> _WORK TO DO_: Give everything from the first of the lines below down through the line containing "svg-text:38.4V: 38.4V bbox=[558, 206, 576, 213]", both ends included, as a numbered list, leaving out any blank lines.

Annotated element entries
## BEGIN
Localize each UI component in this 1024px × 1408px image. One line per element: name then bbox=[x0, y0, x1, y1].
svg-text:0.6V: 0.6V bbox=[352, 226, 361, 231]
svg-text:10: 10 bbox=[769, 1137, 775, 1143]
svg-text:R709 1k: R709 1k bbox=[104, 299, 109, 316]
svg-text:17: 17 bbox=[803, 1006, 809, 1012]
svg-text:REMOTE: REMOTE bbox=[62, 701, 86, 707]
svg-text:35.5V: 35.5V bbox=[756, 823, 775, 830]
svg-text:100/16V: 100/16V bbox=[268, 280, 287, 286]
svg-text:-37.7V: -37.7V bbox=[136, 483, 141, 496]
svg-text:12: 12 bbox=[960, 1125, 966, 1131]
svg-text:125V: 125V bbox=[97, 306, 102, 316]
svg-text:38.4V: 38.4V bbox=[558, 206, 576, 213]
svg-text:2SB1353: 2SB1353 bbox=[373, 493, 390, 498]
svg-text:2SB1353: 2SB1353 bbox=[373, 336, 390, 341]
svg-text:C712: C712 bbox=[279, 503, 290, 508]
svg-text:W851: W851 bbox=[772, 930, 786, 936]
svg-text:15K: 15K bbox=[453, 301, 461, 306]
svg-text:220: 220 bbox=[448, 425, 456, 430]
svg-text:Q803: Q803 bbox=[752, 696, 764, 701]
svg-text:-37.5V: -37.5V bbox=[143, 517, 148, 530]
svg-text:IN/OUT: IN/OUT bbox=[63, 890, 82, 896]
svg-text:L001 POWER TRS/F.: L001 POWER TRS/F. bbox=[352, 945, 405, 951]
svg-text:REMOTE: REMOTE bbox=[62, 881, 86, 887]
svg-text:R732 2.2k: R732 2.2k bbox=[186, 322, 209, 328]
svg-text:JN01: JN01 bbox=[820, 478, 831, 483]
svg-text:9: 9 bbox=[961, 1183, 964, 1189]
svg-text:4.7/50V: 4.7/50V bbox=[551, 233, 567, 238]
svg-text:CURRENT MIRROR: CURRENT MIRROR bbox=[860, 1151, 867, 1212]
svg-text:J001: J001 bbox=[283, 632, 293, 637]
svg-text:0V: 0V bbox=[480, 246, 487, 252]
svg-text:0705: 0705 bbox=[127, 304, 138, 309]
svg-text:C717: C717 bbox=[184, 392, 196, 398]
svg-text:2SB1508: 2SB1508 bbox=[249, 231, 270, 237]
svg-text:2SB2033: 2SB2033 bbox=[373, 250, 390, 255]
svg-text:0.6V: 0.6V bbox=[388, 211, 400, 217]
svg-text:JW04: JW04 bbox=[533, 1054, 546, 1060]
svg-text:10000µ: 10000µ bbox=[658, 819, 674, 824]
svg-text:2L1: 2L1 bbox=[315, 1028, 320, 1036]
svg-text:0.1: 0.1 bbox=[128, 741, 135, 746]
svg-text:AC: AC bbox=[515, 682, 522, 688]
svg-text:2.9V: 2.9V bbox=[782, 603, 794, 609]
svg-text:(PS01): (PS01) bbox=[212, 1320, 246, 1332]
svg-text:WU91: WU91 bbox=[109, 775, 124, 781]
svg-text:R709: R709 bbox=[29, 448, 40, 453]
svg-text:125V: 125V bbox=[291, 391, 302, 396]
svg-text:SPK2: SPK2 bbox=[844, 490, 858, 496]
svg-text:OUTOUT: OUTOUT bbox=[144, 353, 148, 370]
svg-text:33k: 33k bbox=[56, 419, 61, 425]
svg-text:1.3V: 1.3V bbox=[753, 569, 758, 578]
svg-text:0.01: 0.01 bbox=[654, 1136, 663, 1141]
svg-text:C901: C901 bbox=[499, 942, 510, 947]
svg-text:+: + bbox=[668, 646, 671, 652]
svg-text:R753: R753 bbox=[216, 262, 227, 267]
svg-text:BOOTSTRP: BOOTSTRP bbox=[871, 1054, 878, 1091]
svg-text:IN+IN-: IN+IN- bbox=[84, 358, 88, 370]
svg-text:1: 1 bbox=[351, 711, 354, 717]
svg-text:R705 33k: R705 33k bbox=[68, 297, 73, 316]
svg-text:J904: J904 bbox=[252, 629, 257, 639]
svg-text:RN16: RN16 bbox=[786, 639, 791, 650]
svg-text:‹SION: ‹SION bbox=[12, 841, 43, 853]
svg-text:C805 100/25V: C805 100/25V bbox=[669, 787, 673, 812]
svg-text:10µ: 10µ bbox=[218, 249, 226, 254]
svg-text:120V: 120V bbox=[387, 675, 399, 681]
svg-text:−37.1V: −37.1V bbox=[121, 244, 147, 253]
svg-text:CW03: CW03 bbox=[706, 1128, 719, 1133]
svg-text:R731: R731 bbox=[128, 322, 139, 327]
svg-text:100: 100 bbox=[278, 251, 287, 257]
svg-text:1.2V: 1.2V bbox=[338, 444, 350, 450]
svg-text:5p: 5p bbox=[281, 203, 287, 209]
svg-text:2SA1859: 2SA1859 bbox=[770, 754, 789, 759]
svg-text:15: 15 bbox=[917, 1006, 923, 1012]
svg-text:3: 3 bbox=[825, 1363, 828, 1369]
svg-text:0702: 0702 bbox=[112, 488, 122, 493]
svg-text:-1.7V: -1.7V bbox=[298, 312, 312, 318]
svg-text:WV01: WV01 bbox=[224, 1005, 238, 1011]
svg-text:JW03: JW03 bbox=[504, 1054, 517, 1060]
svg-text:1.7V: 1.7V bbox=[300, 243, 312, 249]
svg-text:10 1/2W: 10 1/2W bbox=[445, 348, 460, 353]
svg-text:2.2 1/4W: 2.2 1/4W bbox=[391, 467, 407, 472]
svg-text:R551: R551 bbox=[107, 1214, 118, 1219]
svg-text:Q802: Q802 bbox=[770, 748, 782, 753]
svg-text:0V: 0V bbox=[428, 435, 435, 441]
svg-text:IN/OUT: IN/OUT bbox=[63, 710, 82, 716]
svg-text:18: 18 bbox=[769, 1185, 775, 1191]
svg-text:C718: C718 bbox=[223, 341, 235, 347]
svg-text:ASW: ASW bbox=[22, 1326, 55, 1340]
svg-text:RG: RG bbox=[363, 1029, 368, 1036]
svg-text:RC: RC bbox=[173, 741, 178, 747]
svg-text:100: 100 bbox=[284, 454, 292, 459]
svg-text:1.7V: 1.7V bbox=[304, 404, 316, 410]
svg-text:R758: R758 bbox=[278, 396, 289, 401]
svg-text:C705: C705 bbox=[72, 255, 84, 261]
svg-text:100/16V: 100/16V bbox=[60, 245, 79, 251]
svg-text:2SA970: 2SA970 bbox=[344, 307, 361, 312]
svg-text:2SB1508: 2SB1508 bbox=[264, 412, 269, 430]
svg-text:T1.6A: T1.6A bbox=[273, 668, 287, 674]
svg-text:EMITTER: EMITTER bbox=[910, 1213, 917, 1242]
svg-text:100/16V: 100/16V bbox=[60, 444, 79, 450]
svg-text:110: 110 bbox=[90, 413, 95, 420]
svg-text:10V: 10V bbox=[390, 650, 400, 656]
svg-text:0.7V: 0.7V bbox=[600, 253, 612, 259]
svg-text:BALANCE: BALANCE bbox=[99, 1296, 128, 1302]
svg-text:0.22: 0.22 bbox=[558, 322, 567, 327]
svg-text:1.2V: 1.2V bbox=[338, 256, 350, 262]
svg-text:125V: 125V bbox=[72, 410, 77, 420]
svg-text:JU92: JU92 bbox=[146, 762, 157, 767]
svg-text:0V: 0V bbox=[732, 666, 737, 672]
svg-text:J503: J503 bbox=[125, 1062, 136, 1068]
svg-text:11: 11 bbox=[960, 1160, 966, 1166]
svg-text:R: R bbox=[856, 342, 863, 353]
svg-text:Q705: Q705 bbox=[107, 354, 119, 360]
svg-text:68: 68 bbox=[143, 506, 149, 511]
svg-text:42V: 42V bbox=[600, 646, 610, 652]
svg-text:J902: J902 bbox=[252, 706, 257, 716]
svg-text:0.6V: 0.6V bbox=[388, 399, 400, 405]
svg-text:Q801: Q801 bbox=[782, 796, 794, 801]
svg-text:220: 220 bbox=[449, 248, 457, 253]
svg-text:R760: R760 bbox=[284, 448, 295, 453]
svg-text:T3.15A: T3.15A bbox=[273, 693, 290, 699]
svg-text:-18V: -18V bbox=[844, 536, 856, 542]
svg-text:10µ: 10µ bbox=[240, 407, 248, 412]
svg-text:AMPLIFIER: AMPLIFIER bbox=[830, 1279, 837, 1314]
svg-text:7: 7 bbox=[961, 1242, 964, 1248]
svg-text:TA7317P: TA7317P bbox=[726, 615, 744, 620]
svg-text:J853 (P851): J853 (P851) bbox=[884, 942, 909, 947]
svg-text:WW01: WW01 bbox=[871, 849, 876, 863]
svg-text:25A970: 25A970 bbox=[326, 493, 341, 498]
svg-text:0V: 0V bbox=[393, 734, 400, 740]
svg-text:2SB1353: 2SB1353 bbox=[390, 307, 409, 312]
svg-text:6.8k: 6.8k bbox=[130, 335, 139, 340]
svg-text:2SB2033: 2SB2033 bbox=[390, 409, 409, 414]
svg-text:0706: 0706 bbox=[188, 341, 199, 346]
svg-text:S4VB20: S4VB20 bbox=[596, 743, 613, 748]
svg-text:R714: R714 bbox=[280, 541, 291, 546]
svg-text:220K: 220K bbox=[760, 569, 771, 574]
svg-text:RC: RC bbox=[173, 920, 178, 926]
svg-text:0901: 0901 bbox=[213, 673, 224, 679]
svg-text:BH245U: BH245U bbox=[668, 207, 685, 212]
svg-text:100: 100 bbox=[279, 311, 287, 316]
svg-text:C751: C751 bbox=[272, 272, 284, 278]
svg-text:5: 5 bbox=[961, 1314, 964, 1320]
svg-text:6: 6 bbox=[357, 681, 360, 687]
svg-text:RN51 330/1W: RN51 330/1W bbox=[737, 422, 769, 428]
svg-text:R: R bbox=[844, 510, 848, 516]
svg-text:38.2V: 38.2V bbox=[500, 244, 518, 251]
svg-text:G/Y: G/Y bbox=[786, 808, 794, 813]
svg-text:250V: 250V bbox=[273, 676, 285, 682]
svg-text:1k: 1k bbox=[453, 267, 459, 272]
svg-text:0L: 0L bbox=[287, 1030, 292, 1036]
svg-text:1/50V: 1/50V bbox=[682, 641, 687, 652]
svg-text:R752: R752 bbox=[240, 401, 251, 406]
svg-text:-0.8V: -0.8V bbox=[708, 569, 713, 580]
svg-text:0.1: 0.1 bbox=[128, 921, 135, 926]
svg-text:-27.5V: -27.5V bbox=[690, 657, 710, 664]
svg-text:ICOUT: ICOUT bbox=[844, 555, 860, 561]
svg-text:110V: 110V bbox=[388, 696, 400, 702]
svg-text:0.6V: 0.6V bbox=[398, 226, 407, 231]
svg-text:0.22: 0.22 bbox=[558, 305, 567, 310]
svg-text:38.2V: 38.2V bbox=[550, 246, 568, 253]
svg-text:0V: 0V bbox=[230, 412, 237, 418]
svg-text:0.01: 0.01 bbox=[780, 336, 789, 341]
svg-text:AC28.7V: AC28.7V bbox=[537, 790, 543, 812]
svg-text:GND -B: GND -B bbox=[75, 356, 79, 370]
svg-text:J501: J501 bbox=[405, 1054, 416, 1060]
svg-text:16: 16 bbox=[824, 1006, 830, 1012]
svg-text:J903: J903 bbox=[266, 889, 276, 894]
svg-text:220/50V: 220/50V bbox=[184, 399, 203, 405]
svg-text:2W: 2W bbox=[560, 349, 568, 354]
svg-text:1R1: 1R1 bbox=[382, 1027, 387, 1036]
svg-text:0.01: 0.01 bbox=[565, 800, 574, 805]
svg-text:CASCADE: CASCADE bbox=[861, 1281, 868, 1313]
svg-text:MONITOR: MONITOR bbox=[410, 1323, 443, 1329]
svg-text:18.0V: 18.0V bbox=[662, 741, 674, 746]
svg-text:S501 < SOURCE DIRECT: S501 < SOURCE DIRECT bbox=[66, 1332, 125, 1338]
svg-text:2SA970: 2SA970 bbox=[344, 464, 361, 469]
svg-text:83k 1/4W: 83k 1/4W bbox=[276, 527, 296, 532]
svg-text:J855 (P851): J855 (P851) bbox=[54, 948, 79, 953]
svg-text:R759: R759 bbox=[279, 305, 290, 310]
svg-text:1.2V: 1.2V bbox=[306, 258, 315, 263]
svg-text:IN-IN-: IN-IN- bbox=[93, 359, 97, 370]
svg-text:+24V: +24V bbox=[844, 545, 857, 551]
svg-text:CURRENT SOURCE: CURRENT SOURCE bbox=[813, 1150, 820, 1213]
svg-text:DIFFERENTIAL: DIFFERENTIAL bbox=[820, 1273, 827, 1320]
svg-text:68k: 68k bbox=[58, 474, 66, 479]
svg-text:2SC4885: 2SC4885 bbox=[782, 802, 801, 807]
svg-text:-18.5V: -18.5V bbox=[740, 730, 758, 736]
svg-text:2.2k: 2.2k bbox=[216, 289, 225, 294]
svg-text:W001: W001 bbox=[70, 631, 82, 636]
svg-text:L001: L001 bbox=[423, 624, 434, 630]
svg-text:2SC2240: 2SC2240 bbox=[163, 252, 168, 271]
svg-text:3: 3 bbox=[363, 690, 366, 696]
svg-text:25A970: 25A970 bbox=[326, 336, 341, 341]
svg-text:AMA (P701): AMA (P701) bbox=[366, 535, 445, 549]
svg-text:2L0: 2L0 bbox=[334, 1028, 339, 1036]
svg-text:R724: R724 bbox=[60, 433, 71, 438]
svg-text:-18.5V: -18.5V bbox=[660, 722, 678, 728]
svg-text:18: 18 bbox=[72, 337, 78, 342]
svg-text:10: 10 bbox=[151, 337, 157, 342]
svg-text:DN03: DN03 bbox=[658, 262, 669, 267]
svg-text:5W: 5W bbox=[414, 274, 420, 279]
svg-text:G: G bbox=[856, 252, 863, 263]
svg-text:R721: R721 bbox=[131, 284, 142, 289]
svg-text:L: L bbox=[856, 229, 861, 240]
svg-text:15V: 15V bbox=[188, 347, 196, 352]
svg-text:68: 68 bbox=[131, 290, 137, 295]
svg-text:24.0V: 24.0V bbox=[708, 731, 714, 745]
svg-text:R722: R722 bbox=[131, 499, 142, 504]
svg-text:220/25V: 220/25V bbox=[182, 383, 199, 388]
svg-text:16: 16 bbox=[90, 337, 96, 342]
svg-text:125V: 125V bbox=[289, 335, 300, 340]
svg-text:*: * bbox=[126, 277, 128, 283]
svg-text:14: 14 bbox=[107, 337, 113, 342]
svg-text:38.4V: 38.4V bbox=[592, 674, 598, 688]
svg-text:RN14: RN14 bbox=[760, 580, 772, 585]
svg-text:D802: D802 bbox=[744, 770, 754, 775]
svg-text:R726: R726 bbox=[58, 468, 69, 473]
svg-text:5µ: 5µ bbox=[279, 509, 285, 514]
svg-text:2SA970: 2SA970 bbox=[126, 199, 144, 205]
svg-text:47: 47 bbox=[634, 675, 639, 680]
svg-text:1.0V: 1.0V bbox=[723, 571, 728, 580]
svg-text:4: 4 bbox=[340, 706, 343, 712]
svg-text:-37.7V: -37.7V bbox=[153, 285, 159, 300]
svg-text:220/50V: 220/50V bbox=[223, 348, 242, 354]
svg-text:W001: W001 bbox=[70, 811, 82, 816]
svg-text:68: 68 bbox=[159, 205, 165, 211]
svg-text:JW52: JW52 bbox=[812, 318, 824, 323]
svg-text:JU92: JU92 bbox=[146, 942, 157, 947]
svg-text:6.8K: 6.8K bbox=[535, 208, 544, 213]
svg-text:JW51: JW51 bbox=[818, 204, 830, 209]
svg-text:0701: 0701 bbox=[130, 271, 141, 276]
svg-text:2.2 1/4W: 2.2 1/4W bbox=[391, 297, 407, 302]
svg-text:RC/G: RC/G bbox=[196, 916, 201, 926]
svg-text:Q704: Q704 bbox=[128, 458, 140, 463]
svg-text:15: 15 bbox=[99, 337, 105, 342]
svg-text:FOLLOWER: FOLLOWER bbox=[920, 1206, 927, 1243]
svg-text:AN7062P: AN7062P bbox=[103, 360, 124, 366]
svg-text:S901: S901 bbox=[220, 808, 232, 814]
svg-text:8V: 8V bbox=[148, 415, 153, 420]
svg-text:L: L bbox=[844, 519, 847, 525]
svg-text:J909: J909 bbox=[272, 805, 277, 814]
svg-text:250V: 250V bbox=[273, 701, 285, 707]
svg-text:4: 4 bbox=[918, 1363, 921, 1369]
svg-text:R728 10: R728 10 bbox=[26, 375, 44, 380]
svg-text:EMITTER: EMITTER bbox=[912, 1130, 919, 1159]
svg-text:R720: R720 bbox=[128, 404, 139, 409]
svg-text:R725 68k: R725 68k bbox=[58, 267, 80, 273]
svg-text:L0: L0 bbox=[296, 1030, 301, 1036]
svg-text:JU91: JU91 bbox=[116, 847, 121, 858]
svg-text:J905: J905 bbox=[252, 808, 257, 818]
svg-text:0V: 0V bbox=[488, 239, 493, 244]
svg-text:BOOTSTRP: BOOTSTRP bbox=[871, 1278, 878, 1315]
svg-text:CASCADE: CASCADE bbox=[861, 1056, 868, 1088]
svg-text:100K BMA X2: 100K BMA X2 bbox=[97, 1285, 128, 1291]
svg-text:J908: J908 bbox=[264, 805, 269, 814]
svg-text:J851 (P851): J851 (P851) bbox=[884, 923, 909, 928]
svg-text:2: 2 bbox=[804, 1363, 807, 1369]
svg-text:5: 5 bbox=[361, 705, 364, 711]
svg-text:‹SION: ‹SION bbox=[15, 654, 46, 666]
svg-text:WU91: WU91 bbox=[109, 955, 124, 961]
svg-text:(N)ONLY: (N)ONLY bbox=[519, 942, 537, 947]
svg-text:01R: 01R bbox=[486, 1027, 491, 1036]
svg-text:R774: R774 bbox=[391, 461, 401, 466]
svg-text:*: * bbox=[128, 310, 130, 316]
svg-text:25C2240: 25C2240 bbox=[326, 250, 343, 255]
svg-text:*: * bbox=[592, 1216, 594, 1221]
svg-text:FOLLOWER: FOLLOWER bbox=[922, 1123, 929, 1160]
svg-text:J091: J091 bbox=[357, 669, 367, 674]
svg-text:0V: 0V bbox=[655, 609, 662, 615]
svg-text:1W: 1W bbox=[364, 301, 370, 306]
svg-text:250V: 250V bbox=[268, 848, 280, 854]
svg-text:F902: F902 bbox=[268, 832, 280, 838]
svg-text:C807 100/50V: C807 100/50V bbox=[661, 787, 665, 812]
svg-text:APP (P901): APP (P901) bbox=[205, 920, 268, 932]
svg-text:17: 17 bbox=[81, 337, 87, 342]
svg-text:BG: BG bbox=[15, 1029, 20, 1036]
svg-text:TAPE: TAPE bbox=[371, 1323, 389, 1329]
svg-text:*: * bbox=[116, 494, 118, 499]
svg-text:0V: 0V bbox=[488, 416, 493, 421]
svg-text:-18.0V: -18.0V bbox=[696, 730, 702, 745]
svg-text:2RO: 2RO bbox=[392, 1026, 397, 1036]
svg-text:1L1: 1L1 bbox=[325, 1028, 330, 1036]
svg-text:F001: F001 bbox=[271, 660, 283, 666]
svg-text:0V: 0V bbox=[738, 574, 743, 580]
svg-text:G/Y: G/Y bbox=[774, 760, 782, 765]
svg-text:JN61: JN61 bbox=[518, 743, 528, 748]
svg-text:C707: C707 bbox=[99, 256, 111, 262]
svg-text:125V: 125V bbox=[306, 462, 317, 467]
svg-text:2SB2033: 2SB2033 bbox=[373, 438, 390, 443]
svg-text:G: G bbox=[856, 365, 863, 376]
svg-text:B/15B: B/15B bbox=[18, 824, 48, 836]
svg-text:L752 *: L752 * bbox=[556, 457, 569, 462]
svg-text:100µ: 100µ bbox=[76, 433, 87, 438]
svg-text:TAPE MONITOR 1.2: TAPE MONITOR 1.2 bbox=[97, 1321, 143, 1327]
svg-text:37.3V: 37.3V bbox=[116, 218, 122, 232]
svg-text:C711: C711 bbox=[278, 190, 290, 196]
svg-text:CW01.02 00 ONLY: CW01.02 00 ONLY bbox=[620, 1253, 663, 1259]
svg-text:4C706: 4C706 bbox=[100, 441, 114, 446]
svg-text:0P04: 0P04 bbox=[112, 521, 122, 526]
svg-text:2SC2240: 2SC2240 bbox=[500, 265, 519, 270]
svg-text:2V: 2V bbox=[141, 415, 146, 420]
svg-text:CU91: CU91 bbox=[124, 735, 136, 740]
## END
> _COMPLETE RESPONSE_:
1. Localize each UI component in this 1024px × 1408px image. One line per element: name then bbox=[x0, y0, x1, y1].
2. svg-text:0.6V: 0.6V bbox=[352, 226, 361, 231]
3. svg-text:10: 10 bbox=[769, 1137, 775, 1143]
4. svg-text:R709 1k: R709 1k bbox=[104, 299, 109, 316]
5. svg-text:17: 17 bbox=[803, 1006, 809, 1012]
6. svg-text:REMOTE: REMOTE bbox=[62, 701, 86, 707]
7. svg-text:35.5V: 35.5V bbox=[756, 823, 775, 830]
8. svg-text:100/16V: 100/16V bbox=[268, 280, 287, 286]
9. svg-text:-37.7V: -37.7V bbox=[136, 483, 141, 496]
10. svg-text:12: 12 bbox=[960, 1125, 966, 1131]
11. svg-text:125V: 125V bbox=[97, 306, 102, 316]
12. svg-text:38.4V: 38.4V bbox=[558, 206, 576, 213]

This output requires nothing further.